> GOAL
In the listing below, find every line containing "this" and copy it out.
— START PROVIDED DATA —
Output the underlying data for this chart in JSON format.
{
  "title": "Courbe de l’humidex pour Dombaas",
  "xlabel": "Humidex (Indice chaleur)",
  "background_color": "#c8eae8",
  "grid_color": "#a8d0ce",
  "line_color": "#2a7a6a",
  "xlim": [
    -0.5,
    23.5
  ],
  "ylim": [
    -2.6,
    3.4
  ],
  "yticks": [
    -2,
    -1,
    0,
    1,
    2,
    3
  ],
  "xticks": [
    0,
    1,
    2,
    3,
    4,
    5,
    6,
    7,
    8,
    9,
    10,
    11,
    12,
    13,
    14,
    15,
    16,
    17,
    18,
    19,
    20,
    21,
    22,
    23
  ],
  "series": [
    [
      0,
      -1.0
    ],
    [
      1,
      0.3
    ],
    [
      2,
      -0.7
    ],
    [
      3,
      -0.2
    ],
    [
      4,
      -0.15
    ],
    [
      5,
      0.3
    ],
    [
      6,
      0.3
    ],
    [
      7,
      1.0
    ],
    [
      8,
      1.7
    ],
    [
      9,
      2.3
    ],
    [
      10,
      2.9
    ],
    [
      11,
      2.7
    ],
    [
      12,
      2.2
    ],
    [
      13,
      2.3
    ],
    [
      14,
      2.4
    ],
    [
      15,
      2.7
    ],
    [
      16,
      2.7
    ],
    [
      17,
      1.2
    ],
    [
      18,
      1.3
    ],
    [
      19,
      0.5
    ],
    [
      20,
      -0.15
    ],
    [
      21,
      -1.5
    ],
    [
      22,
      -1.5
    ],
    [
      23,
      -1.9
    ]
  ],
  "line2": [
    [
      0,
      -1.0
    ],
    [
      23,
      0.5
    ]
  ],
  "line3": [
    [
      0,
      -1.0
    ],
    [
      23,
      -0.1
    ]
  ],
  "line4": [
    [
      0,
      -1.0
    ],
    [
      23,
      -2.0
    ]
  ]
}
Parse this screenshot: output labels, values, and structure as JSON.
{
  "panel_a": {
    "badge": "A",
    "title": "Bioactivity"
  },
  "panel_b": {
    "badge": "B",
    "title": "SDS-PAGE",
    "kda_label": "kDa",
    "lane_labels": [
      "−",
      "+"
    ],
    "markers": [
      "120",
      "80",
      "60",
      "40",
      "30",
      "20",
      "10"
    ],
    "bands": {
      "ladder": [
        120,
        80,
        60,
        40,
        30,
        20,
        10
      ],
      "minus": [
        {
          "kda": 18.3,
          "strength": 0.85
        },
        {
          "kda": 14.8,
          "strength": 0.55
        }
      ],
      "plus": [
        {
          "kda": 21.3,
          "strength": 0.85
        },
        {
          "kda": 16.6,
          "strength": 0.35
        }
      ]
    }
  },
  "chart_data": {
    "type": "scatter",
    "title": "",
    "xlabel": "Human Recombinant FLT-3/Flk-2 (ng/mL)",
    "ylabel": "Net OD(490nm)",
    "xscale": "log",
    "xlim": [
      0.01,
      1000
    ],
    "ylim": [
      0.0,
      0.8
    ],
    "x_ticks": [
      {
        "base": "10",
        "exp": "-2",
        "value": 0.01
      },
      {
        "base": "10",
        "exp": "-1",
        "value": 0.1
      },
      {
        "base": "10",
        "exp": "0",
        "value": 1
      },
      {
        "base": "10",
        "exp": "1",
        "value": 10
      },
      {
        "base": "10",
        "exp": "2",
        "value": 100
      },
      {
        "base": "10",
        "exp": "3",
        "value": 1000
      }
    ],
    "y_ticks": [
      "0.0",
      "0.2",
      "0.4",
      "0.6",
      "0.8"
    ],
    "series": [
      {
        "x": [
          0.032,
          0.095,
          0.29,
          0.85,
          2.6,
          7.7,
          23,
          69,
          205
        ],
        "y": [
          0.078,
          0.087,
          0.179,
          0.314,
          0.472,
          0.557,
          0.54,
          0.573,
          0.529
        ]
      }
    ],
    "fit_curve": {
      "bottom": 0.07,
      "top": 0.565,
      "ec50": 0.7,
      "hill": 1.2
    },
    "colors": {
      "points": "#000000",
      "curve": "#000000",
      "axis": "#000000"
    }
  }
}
— END PROVIDED DATA —
> TASK SOLUTION
Output the underlying data for this chart in JSON format.
Parse this screenshot: output labels, values, and structure as JSON.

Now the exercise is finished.